___ Dataset entries ___

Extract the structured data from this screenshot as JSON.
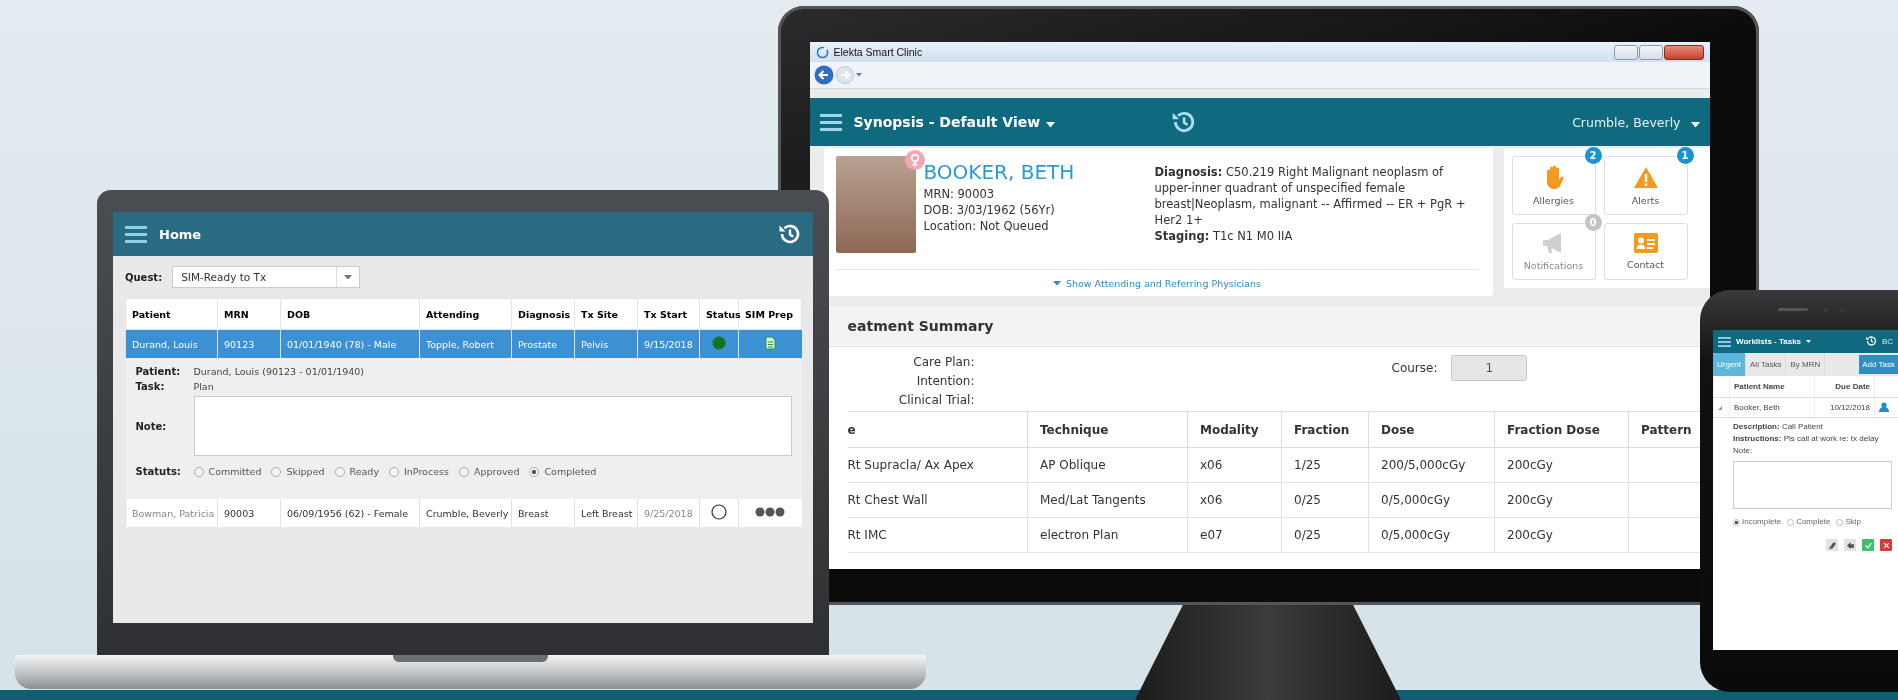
{
  "laptop": {
    "header": {
      "title": "Home"
    },
    "quest": {
      "label": "Quest:",
      "value": "SIM-Ready to Tx"
    },
    "table": {
      "columns": [
        "Patient",
        "MRN",
        "DOB",
        "Attending",
        "Diagnosis",
        "Tx Site",
        "Tx Start",
        "Status",
        "SIM Prep"
      ],
      "rows": [
        {
          "cells": [
            "Durand, Louis",
            "90123",
            "01/01/1940 (78) - Male",
            "Topple, Robert",
            "Prostate",
            "Pelvis",
            "9/15/2018"
          ],
          "status_icon": {
            "kind": "filled"
          },
          "prep_icon": {
            "kind": "document"
          },
          "selected": true,
          "expanded": true,
          "detail": {
            "fields": [
              {
                "label": "Patient:",
                "value": "Durand, Louis (90123 - 01/01/1940)"
              },
              {
                "label": "Task:",
                "value": "Plan"
              }
            ],
            "note_label": "Note:",
            "status_label": "Statuts:",
            "statuses": [
              {
                "label": "Committed",
                "selected": false
              },
              {
                "label": "Skipped",
                "selected": false
              },
              {
                "label": "Ready",
                "selected": false
              },
              {
                "label": "InProcess",
                "selected": false
              },
              {
                "label": "Approved",
                "selected": false
              },
              {
                "label": "Completed",
                "selected": true
              }
            ]
          }
        },
        {
          "cells": [
            "Bowman, Patricia",
            "90003",
            "06/09/1956 (62) - Female",
            "Crumble, Beverly",
            "Breast",
            "Left Breast",
            "9/25/2018"
          ],
          "status_icon": {
            "kind": "empty"
          },
          "prep_icon": {
            "kind": "dots"
          },
          "selected": false,
          "expanded": false
        }
      ]
    }
  },
  "monitor": {
    "window": {
      "title": "Elekta Smart Clinic"
    },
    "header": {
      "title": "Synopsis - Default View",
      "user": "Crumble, Beverly"
    },
    "patient": {
      "name": "BOOKER, BETH",
      "details": [
        "MRN: 90003",
        "DOB: 3/03/1962 (56Yr)",
        "Location: Not Queued"
      ],
      "diagnosis": "**Diagnosis:** C50.219 Right Malignant neoplasm of upper-inner quadrant of unspecified female breast|Neoplasm, malignant -- Affirmed -- ER + PgR + Her2 1+",
      "staging": "**Staging:** T1c N1 M0 IIA",
      "link": "Show Attending and Referring Physicians"
    },
    "tiles": [
      {
        "kind": "allergies",
        "label": "Allergies",
        "badge": "2",
        "disabled": false
      },
      {
        "kind": "alerts",
        "label": "Alerts",
        "badge": "1",
        "disabled": false
      },
      {
        "kind": "notifications",
        "label": "Notifications",
        "badge": "0",
        "disabled": true
      },
      {
        "kind": "contact",
        "label": "Contact",
        "disabled": false
      }
    ],
    "treatment_summary": {
      "title": "eatment Summary",
      "fields": [
        "Care Plan:",
        "Intention:",
        "Clinical Trial:"
      ],
      "course": {
        "label": "Course:",
        "value": "1"
      },
      "table": {
        "columns": [
          "e",
          "Technique",
          "Modality",
          "Fraction",
          "Dose",
          "Fraction Dose",
          "Pattern"
        ],
        "rows": [
          [
            "Rt Supracla/ Ax Apex",
            "AP Oblique",
            "x06",
            "1/25",
            "200/5,000cGy",
            "200cGy"
          ],
          [
            "Rt Chest Wall",
            "Med/Lat Tangents",
            "x06",
            "0/25",
            "0/5,000cGy",
            "200cGy"
          ],
          [
            "Rt IMC",
            "electron Plan",
            "e07",
            "0/25",
            "0/5,000cGy",
            "200cGy"
          ]
        ]
      }
    }
  },
  "phone": {
    "header": {
      "title": "Worklists - Tasks",
      "user": "BC"
    },
    "tabs": [
      {
        "label": "Urgent",
        "selected": true
      },
      {
        "label": "All Tasks",
        "selected": false
      },
      {
        "label": "By MRN",
        "selected": false
      }
    ],
    "add_button": "Add Task",
    "table": {
      "columns": [
        "Patient Name",
        "Due Date"
      ],
      "rows": [
        {
          "cells": [
            "Booker, Beth",
            "10/12/2018"
          ]
        }
      ]
    },
    "task": {
      "description": "**Description:** Call Patient",
      "instructions": "**Instructions:** Pls call at work re: tx delay",
      "note_label": "Note:",
      "statuses": [
        {
          "label": "Incomplete",
          "selected": true
        },
        {
          "label": "Complete",
          "selected": false
        },
        {
          "label": "Skip",
          "selected": false
        }
      ]
    }
  }
}
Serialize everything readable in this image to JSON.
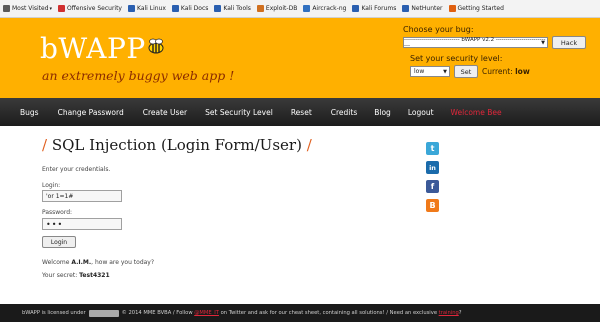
{
  "bookmarks": [
    {
      "label": "Most Visited",
      "icon": "gear-icon",
      "color": "#5a5a5a",
      "dropdown": true
    },
    {
      "label": "Offensive Security",
      "icon": "offsec-icon",
      "color": "#d03030"
    },
    {
      "label": "Kali Linux",
      "icon": "kali-icon",
      "color": "#2a5fb0"
    },
    {
      "label": "Kali Docs",
      "icon": "kali-icon",
      "color": "#2a5fb0"
    },
    {
      "label": "Kali Tools",
      "icon": "kali-icon",
      "color": "#2a5fb0"
    },
    {
      "label": "Exploit-DB",
      "icon": "exploitdb-icon",
      "color": "#d07020"
    },
    {
      "label": "Aircrack-ng",
      "icon": "aircrack-icon",
      "color": "#3070c0"
    },
    {
      "label": "Kali Forums",
      "icon": "kali-icon",
      "color": "#2a5fb0"
    },
    {
      "label": "NetHunter",
      "icon": "kali-icon",
      "color": "#2a5fb0"
    },
    {
      "label": "Getting Started",
      "icon": "firefox-icon",
      "color": "#e06010"
    }
  ],
  "header": {
    "logo": "bWAPP",
    "tagline": "an extremely buggy web app !",
    "choose_label": "Choose your bug:",
    "bug_selected": "---------------------------- bWAPP v2.2 ----------------------------",
    "hack_label": "Hack",
    "security_label": "Set your security level:",
    "level_selected": "low",
    "set_label": "Set",
    "current_prefix": "Current:",
    "current_level": "low"
  },
  "nav": [
    "Bugs",
    "Change Password",
    "Create User",
    "Set Security Level",
    "Reset",
    "Credits",
    "Blog",
    "Logout",
    "Welcome Bee"
  ],
  "main": {
    "title_slash_left": "/",
    "title": "SQL Injection (Login Form/User)",
    "title_slash_right": "/",
    "instructions": "Enter your credentials.",
    "login_label": "Login:",
    "login_value": "'or 1=1#",
    "password_label": "Password:",
    "password_value": "•••",
    "login_button": "Login",
    "welcome_prefix": "Welcome ",
    "welcome_name": "A.I.M.",
    "welcome_suffix": ", how are you today?",
    "secret_prefix": "Your secret: ",
    "secret_value": "Test4321"
  },
  "social": [
    {
      "name": "twitter",
      "glyph": "t",
      "color": "#3aa7d8"
    },
    {
      "name": "linkedin",
      "glyph": "in",
      "color": "#1a6bab"
    },
    {
      "name": "facebook",
      "glyph": "f",
      "color": "#3b5998"
    },
    {
      "name": "blogger",
      "glyph": "B",
      "color": "#f07a1a"
    }
  ],
  "footer": {
    "part1": "bWAPP is licensed under",
    "part2": "© 2014 MME BVBA / Follow",
    "twitter_handle": "@MME_IT",
    "part3": "on Twitter and ask for our cheat sheet, containing all solutions! / Need an exclusive",
    "training_link": "training",
    "part4": "?"
  }
}
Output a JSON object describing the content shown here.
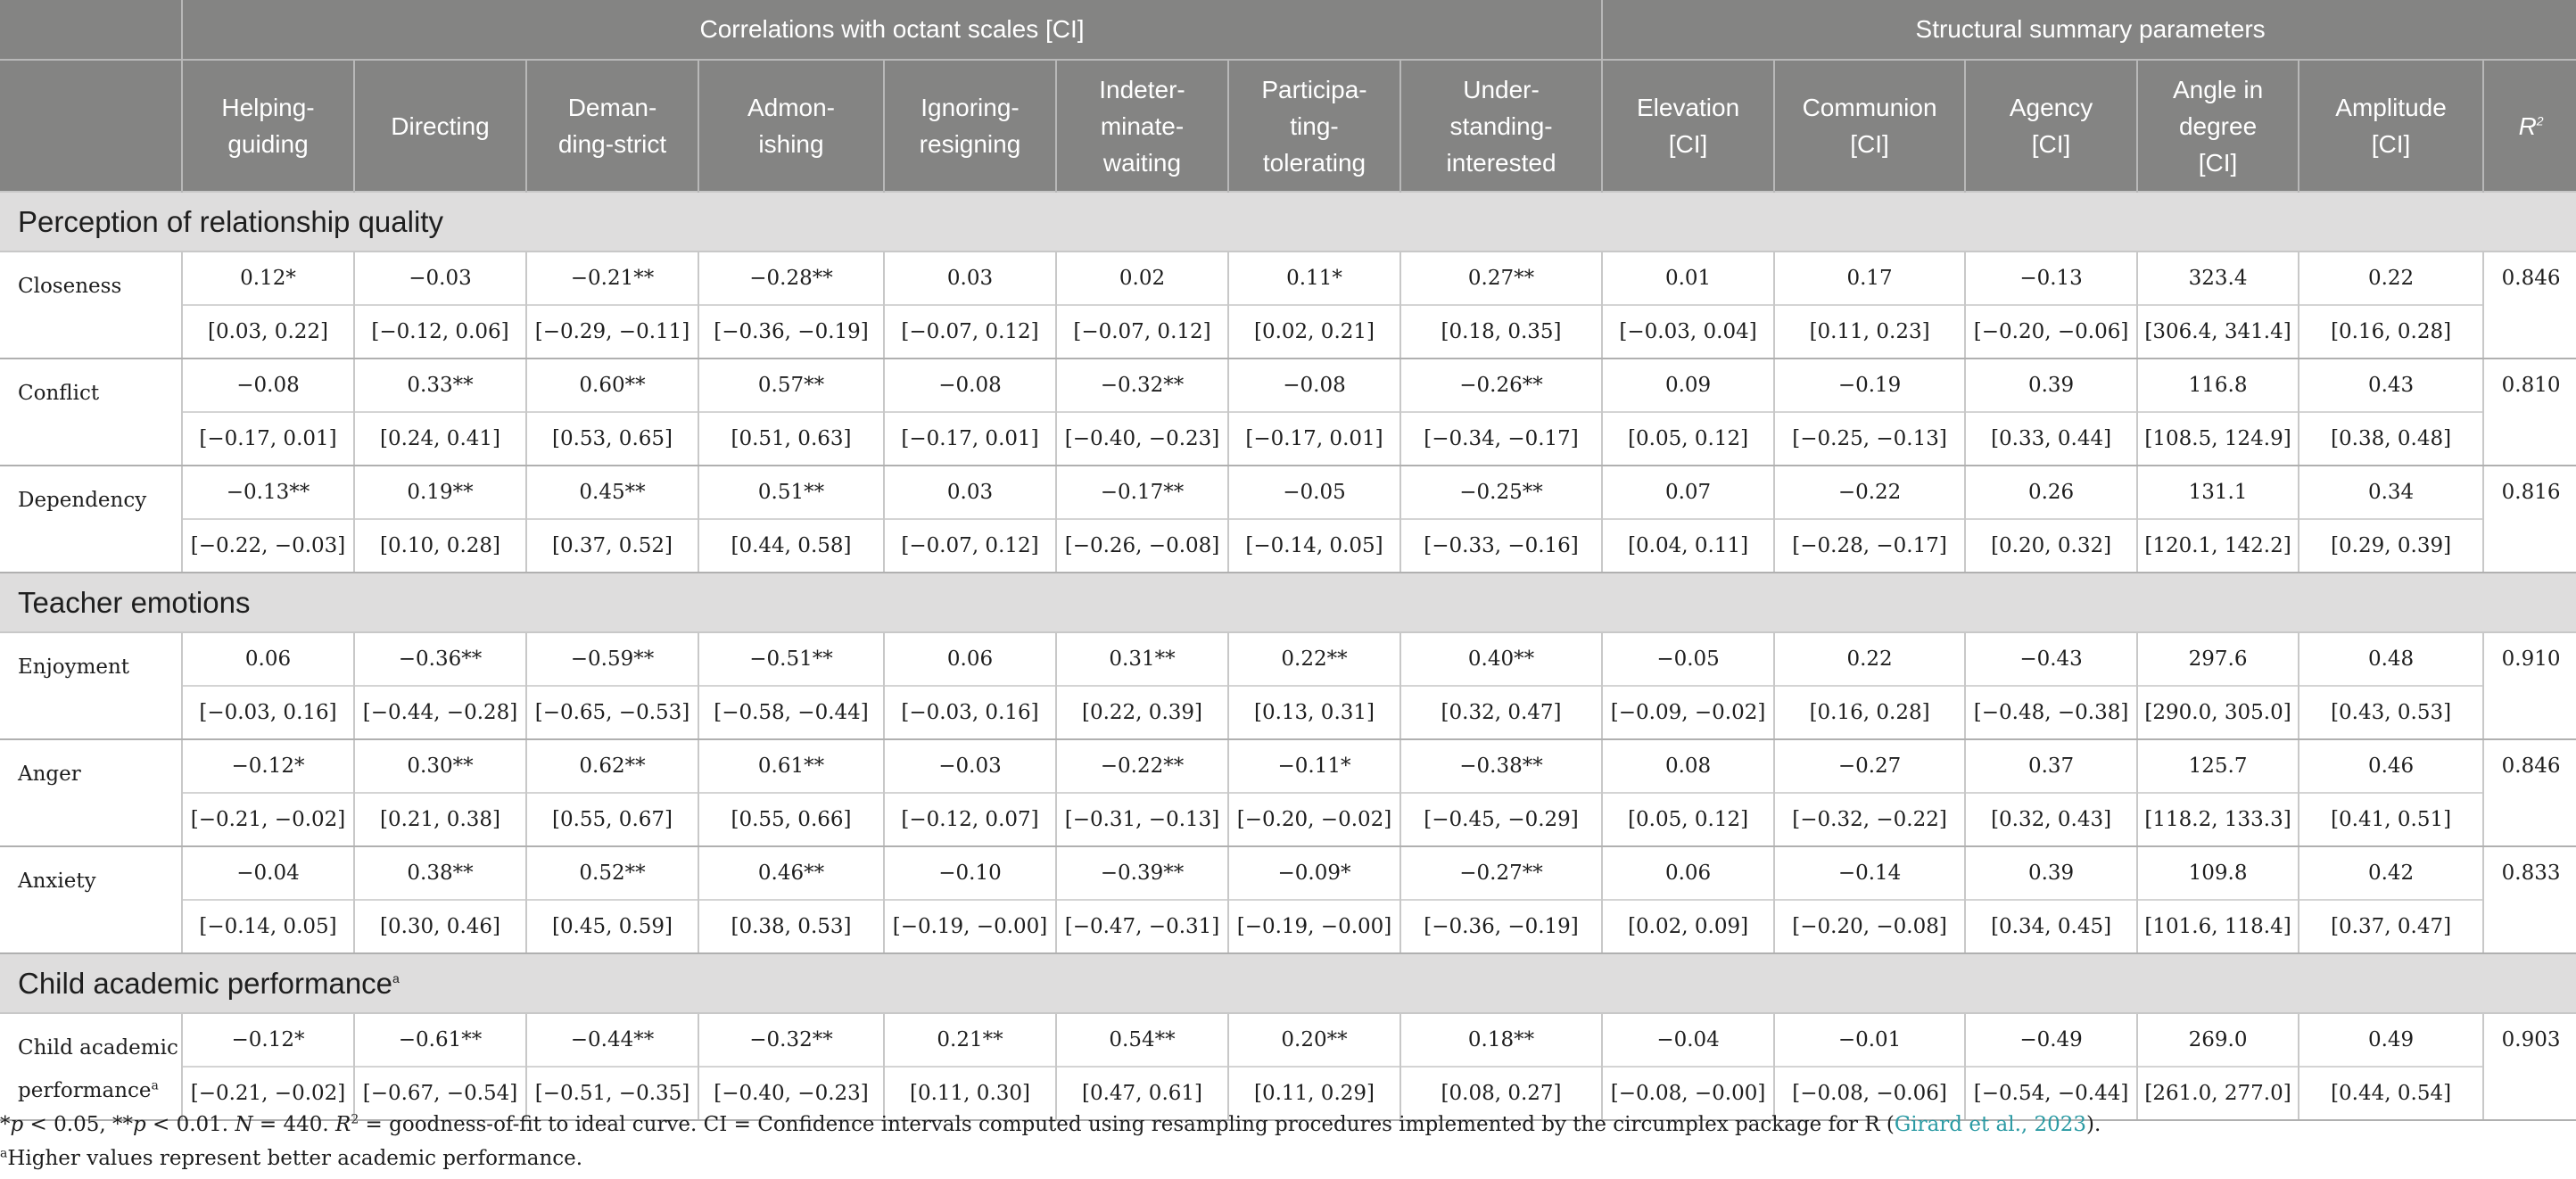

___

Short exercise:
Identify and extract each line of the listing that contains "Tasks".

Output for this exercise:
      "title": "Worklists - Tasks",
        "label": "All Tasks",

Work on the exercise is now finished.